[Entries from a dataset]
※
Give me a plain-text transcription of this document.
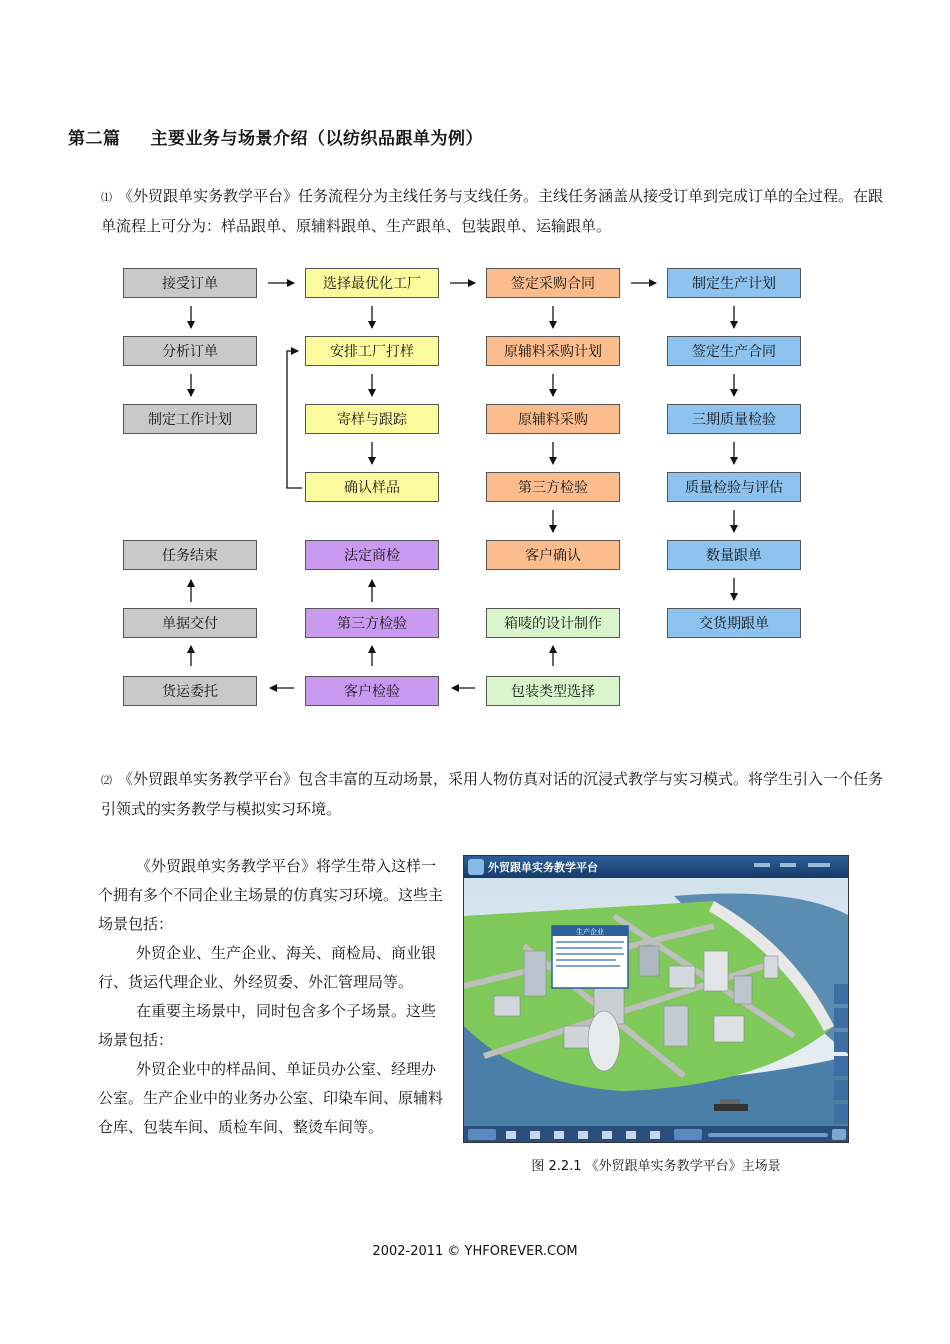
第二篇 主要业务与场景介绍（以纺织品跟单为例）
⑴ 《外贸跟单实务教学平台》任务流程分为主线任务与支线任务。主线任务涵盖从接受订单到完成订单的全过程。在跟单流程上可分为：样品跟单、原辅料跟单、生产跟单、包装跟单、运输跟单。
接受订单
分析订单
制定工作计划
选择最优化工厂
安排工厂打样
寄样与跟踪
确认样品
签定采购合同
原辅料采购计划
原辅料采购
第三方检验
客户确认
制定生产计划
签定生产合同
三期质量检验
质量检验与评估
数量跟单
交货期跟单
任务结束
单据交付
货运委托
法定商检
第三方检验
客户检验
箱唛的设计制作
包装类型选择
⑵ 《外贸跟单实务教学平台》包含丰富的互动场景，采用人物仿真对话的沉浸式教学与实习模式。将学生引入一个任务引领式的实务教学与模拟实习环境。

《外贸跟单实务教学平台》将学生带入这样一个拥有多个不同企业主场景的仿真实习环境。这些主场景包括：

外贸企业、生产企业、海关、商检局、商业银行、货运代理企业、外经贸委、外汇管理局等。

在重要主场景中，同时包含多个子场景。这些场景包括：

外贸企业中的样品间、单证员办公室、经理办公室。生产企业中的业务办公室、印染车间、原辅料仓库、包装车间、质检车间、整烫车间等。

生产企业
外贸跟单实务教学平台
图 2.2.1 《外贸跟单实务教学平台》主场景
2002-2011 © YHFOREVER.COM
※
Set down all the entries exactly as they appear, but skip any pictures.

#### [Finished exercise]
Give me a plain-text transcription of this document.
第二篇 主要业务与场景介绍（以纺织品跟单为例）
⑴ 《外贸跟单实务教学平台》任务流程分为主线任务与支线任务。主线任务涵盖从接受订单到完成订单的全过程。在跟单流程上可分为：样品跟单、原辅料跟单、生产跟单、包装跟单、运输跟单。
接受订单
分析订单
制定工作计划
选择最优化工厂
安排工厂打样
寄样与跟踪
确认样品
签定采购合同
原辅料采购计划
原辅料采购
第三方检验
客户确认
制定生产计划
签定生产合同
三期质量检验
质量检验与评估
数量跟单
交货期跟单
任务结束
单据交付
货运委托
法定商检
第三方检验
客户检验
箱唛的设计制作
包装类型选择
⑵ 《外贸跟单实务教学平台》包含丰富的互动场景，采用人物仿真对话的沉浸式教学与实习模式。将学生引入一个任务引领式的实务教学与模拟实习环境。

《外贸跟单实务教学平台》将学生带入这样一个拥有多个不同企业主场景的仿真实习环境。这些主场景包括：

外贸企业、生产企业、海关、商检局、商业银行、货运代理企业、外经贸委、外汇管理局等。

在重要主场景中，同时包含多个子场景。这些场景包括：

外贸企业中的样品间、单证员办公室、经理办公室。生产企业中的业务办公室、印染车间、原辅料仓库、包装车间、质检车间、整烫车间等。

生产企业
外贸跟单实务教学平台
图 2.2.1 《外贸跟单实务教学平台》主场景
2002-2011 © YHFOREVER.COM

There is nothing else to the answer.